> [Reading passage]:
========================

The attention is fixed on a small business organisation and large units of factors. If we conceive of a large business and small units of factors, it will be clear that withdrawing a unit at the margin will not appreciably affect the productivity of the other factors.

(x) It is also objected that the theory assumes that the supply of a factor is fixed. In actual practice, the reward enjoyed by a factor does affect its supply. The theory approaches the problem from the side of demand only. It is thus a one-sided explanation.

(xi) It should be remembered that the theory is valid only under the assumption of perfect competition. In real life, competition is not perfect. Hence, actual rewards paid to the factors of production do not conform to their relative marginal productivities.

========================

> [Extracted material]:
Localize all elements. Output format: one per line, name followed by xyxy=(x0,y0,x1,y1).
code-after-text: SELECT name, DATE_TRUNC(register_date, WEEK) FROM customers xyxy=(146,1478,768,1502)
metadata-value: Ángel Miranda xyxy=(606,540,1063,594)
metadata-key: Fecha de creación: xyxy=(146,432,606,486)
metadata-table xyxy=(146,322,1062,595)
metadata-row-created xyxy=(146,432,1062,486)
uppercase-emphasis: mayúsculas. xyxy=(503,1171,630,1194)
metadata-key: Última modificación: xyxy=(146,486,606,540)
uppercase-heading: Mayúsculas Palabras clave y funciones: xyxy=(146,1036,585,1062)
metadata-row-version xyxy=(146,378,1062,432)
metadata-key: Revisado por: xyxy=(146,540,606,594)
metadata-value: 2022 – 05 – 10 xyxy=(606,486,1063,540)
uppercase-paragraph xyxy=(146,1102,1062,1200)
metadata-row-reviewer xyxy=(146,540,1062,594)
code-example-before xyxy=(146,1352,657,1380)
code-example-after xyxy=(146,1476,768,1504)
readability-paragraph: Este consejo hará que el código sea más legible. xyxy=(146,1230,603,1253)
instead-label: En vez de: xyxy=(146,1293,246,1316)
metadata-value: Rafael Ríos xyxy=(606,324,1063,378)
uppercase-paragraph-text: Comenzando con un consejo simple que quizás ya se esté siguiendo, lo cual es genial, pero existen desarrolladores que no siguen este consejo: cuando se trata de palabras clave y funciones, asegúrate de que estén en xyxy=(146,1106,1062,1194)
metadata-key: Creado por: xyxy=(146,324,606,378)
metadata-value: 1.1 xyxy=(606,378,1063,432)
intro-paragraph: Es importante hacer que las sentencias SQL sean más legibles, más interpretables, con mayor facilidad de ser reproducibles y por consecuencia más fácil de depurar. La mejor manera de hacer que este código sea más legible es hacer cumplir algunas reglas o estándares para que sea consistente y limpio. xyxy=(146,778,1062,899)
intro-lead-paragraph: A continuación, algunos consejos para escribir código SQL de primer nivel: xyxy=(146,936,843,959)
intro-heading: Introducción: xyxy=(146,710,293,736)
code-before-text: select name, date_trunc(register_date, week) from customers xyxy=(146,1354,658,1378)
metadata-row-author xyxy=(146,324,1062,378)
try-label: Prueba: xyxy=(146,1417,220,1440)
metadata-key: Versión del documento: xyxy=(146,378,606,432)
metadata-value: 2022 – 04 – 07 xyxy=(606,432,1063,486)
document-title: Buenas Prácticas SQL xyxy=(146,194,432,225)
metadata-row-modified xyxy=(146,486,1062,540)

========================

> [Job 1]:
Answer these questions using the passage on rewards to factors of production.
(a) According to objection (x), what does the theory assume about the supply of a factor?
(b) Under what assumption does objection (xi) say the theory is valid?
(c) In a large business with small units of factors, what effect does withdrawing a unit at the margin have on the productivity of the other factors?
> [Job 2]: Supply what comes next in the passage on rewards to factors of production, picking up after its last sentence.
The material comes from a separate source unrelated to the passage on rewards to factors of production.

> [Exercise response 1]:
(a) It assumes that the supply of a factor is fixed.
(b) It is valid only under the assumption of perfect competition.
(c) It will not appreciably affect the productivity of the other factors.

> [Exercise response 2]:
Moreover, this explanation of the determination of the shares of the various factors of production, in a capitalistic economy should not be regarded as justification, from the ethical point of view, of the system of distribution under such a system. The theory is essentially positive and not normative. It does not say that the reward of a factor according to marginal productivity is a just reward.

We may conclude in the words of Professor Samuelson that, “It (marginal productivity theory) is not a theory that explains wages, rents, or interest; on the contrary, it simply explains how factors of production are hired by the firm, once their prices are known.” For instance, it tells us how many workers an employer will employ at a given wage level. It does not tell how that wage level itself is determined.